> [Material provided]:
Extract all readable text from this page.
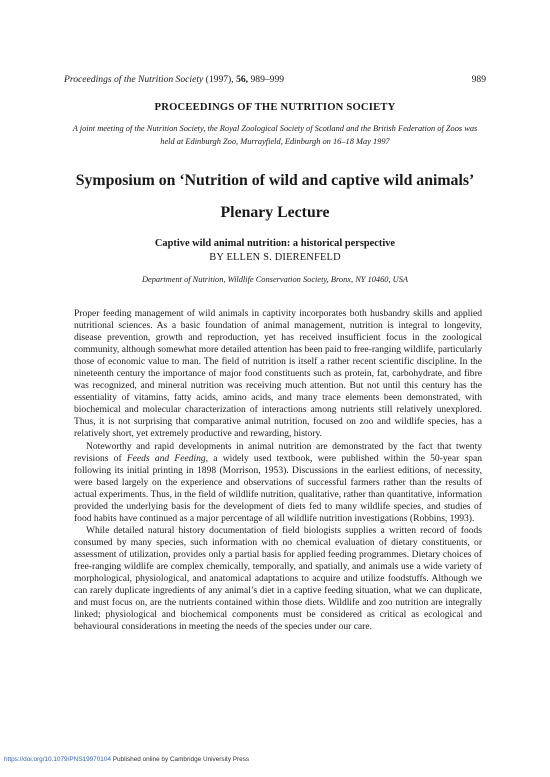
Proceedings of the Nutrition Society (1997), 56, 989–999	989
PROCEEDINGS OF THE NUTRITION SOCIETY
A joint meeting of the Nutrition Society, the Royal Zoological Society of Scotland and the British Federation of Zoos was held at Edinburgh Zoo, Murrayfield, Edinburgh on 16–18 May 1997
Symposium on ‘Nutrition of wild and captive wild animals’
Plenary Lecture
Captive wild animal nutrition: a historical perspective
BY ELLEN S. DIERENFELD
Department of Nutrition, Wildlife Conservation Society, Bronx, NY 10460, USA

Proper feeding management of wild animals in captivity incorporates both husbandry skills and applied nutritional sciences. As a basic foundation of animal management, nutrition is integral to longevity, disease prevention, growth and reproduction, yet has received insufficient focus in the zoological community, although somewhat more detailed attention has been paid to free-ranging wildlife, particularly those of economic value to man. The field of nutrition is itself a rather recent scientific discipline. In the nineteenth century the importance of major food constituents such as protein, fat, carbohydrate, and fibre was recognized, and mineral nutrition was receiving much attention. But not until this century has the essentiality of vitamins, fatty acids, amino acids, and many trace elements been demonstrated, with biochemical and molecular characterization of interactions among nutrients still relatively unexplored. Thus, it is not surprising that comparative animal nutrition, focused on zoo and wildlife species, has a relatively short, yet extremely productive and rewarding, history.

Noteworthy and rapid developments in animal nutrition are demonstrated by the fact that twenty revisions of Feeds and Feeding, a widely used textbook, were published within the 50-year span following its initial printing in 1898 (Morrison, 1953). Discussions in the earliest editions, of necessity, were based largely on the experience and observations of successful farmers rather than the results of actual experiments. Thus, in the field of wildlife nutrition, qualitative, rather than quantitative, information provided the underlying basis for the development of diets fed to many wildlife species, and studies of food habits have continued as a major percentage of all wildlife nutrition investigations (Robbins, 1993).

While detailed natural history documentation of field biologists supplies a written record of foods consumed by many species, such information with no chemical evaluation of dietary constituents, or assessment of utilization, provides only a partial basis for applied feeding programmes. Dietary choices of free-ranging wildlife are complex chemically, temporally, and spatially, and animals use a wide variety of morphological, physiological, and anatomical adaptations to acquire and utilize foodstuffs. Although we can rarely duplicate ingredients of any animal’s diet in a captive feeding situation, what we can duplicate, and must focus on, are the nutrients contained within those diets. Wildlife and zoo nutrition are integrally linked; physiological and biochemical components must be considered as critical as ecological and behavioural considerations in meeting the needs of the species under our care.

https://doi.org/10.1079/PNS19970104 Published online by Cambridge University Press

> [Exercise]:
Please set the records down again exactly as written. The pictures should not be included.

> [Solution for this exercise]:
Extract all readable text from this page.
Proceedings of the Nutrition Society (1997), 56, 989–999	989
PROCEEDINGS OF THE NUTRITION SOCIETY
A joint meeting of the Nutrition Society, the Royal Zoological Society of Scotland and the British Federation of Zoos was held at Edinburgh Zoo, Murrayfield, Edinburgh on 16–18 May 1997
Symposium on ‘Nutrition of wild and captive wild animals’
Plenary Lecture
Captive wild animal nutrition: a historical perspective
BY ELLEN S. DIERENFELD
Department of Nutrition, Wildlife Conservation Society, Bronx, NY 10460, USA

Proper feeding management of wild animals in captivity incorporates both husbandry skills and applied nutritional sciences. As a basic foundation of animal management, nutrition is integral to longevity, disease prevention, growth and reproduction, yet has received insufficient focus in the zoological community, although somewhat more detailed attention has been paid to free-ranging wildlife, particularly those of economic value to man. The field of nutrition is itself a rather recent scientific discipline. In the nineteenth century the importance of major food constituents such as protein, fat, carbohydrate, and fibre was recognized, and mineral nutrition was receiving much attention. But not until this century has the essentiality of vitamins, fatty acids, amino acids, and many trace elements been demonstrated, with biochemical and molecular characterization of interactions among nutrients still relatively unexplored. Thus, it is not surprising that comparative animal nutrition, focused on zoo and wildlife species, has a relatively short, yet extremely productive and rewarding, history.

Noteworthy and rapid developments in animal nutrition are demonstrated by the fact that twenty revisions of Feeds and Feeding, a widely used textbook, were published within the 50-year span following its initial printing in 1898 (Morrison, 1953). Discussions in the earliest editions, of necessity, were based largely on the experience and observations of successful farmers rather than the results of actual experiments. Thus, in the field of wildlife nutrition, qualitative, rather than quantitative, information provided the underlying basis for the development of diets fed to many wildlife species, and studies of food habits have continued as a major percentage of all wildlife nutrition investigations (Robbins, 1993).

While detailed natural history documentation of field biologists supplies a written record of foods consumed by many species, such information with no chemical evaluation of dietary constituents, or assessment of utilization, provides only a partial basis for applied feeding programmes. Dietary choices of free-ranging wildlife are complex chemically, temporally, and spatially, and animals use a wide variety of morphological, physiological, and anatomical adaptations to acquire and utilize foodstuffs. Although we can rarely duplicate ingredients of any animal’s diet in a captive feeding situation, what we can duplicate, and must focus on, are the nutrients contained within those diets. Wildlife and zoo nutrition are integrally linked; physiological and biochemical components must be considered as critical as ecological and behavioural considerations in meeting the needs of the species under our care.

https://doi.org/10.1079/PNS19970104 Published online by Cambridge University Press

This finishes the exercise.